**PROBLEMS TO WORK ON:**
**1)** Can you repeat the renal transplantation text between "Author Affiliations" and "Johnson, and MacDonell).", inclusive?
**2)** How would the renal transplantation text go on after the point where it stops? Write the next part.

**SELECTED TEXT:**
************

Renal TransplantationA 20-Year Experience in a Veterans Administration Medical Center

Author Affiliations

From the Departments of Surgery (Drs Ivey and Richie), Pathology (Dr Niblack), Medicine (Drs Johnson and MacDonell), and Microbiology (Dr Green), Vanderbilt University School of Medicine, Nashville, Tenn; and the Transplant Section, Surgical Service, Veterans Administration Medical Center, Nashville, Tenn (Drs Richie, Niblack, Johnson, and MacDonell).

************

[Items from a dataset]
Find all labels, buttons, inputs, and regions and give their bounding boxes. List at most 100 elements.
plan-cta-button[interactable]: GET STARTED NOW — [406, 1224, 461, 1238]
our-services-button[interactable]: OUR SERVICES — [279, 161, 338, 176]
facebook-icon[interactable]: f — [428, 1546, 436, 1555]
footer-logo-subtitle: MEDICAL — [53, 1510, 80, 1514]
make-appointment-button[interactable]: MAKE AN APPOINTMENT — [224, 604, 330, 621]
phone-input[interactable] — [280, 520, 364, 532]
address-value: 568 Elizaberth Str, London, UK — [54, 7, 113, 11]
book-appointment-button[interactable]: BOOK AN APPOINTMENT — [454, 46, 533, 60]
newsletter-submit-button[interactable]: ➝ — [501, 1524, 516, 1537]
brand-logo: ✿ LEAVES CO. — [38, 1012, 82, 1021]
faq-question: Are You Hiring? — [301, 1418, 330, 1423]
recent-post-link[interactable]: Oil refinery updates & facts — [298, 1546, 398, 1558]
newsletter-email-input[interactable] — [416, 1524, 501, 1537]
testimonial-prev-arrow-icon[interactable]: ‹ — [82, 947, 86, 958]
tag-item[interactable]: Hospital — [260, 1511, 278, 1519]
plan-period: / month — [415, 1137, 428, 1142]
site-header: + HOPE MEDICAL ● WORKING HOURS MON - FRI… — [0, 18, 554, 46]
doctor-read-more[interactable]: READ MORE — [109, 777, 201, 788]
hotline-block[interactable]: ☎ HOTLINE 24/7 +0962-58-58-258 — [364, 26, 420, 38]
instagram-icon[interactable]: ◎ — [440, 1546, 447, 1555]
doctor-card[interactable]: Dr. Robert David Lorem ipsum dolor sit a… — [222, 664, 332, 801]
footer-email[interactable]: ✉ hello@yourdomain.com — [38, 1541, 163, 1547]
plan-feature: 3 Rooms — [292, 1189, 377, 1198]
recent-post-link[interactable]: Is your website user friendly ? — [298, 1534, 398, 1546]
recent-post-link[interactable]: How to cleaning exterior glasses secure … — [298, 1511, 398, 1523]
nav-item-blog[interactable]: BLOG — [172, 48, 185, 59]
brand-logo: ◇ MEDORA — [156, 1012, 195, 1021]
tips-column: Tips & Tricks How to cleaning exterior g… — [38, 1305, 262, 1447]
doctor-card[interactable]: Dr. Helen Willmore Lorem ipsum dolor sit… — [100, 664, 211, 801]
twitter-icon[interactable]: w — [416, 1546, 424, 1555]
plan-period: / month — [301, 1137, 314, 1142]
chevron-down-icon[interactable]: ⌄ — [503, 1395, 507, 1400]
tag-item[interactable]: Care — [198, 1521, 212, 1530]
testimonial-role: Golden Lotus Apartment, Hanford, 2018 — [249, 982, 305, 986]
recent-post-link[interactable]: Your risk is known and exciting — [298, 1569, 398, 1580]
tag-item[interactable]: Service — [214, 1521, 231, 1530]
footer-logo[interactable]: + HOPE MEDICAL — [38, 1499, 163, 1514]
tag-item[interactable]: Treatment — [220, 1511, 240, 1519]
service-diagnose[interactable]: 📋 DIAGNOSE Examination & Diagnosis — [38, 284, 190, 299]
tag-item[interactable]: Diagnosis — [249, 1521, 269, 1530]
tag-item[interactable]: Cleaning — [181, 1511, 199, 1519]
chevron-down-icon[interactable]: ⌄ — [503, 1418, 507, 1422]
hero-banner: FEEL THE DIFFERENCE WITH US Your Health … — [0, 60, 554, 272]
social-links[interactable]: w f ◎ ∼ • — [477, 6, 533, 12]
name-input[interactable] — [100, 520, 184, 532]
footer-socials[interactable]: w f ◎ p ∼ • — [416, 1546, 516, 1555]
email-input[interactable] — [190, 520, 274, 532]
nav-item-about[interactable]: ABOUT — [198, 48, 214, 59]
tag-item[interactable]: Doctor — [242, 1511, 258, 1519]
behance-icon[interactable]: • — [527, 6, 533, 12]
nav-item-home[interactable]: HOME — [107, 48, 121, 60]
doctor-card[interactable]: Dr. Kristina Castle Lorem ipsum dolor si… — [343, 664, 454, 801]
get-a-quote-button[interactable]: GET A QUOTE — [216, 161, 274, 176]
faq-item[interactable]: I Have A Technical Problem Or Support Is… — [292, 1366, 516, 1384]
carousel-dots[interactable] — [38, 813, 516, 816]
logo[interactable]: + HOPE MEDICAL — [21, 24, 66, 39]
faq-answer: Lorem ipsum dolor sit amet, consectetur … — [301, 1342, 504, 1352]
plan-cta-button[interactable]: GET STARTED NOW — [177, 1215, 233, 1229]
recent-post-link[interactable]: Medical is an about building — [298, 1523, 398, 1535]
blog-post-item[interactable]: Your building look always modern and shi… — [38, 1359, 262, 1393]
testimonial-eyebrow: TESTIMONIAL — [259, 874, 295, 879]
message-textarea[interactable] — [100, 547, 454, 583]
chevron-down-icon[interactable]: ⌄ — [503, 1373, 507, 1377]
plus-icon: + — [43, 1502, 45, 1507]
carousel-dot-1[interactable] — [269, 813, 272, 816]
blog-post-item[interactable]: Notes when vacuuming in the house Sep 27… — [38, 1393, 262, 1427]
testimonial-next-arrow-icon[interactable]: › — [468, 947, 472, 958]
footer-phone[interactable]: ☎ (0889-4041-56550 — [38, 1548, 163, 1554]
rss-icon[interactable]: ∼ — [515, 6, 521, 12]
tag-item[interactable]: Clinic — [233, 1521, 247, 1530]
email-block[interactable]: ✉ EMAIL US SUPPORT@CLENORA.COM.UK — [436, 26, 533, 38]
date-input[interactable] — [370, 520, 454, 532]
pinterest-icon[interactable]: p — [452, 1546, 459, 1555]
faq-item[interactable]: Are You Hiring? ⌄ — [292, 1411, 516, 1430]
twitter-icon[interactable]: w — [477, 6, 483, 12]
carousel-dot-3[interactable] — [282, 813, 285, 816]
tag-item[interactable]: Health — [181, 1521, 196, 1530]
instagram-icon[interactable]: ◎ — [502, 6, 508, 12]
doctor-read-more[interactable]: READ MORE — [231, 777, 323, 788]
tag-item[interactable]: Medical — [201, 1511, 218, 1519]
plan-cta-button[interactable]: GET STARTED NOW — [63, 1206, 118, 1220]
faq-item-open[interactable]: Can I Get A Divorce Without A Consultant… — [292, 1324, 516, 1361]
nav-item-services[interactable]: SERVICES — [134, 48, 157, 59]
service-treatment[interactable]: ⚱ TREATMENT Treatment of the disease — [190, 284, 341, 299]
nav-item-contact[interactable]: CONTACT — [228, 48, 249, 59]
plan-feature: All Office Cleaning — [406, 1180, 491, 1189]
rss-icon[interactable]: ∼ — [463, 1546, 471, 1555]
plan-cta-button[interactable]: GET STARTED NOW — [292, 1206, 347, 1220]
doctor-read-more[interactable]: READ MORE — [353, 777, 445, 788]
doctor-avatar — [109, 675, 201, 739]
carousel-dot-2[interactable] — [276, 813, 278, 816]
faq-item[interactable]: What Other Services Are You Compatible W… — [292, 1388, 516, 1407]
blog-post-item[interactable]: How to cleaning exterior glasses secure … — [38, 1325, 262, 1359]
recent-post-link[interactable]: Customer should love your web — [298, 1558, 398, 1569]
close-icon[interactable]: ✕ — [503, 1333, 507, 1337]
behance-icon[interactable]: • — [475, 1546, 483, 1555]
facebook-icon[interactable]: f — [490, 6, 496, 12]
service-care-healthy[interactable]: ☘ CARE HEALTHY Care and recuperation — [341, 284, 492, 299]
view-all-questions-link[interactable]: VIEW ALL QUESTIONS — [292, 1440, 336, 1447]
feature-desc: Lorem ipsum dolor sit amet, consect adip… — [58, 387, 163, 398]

************

**ANSWERS TO THE PROBLEMS:**
**1)**
Author Affiliations

From the Departments of Surgery (Drs Ivey and Richie), Pathology (Dr Niblack), Medicine (Drs Johnson and MacDonell), and Microbiology (Dr Green), Vanderbilt University School of Medicine, Nashville, Tenn; and the Transplant Section, Surgical Service, Veterans Administration Medical Center, Nashville, Tenn (Drs Richie, Niblack, Johnson, and MacDonell).

**2)**
Arch Surg. 1985;120(9):1021-1025. doi:10.1001/archsurg.1985.01390330033006
Abstract

• Between March 1963 and December 1983, 324 renal transplants were performed in 273 veteran patients at the Veterans Administration Medical Center, Nashville, Tenn. Cadaver donors were used in 273 transplants, with an overall one-year patient survival of 72.5% and one-year functional graft survival of 50%. Twenty-four living-related transplants were performed, with an overall one-year patient survival of 89% and one-year functional graft survival of 75%. For analytical purposes the 20-year transplant experience was divided into five eras. One-year patient survival increased from 45% in era 1 to 84% in era 5, while functional graft survival increased from 45% to 70%. Death has occurred in 139 patients, with sepsis being responsible for the largest number of early deaths. Cardiovascular disease was responsible for most late deaths.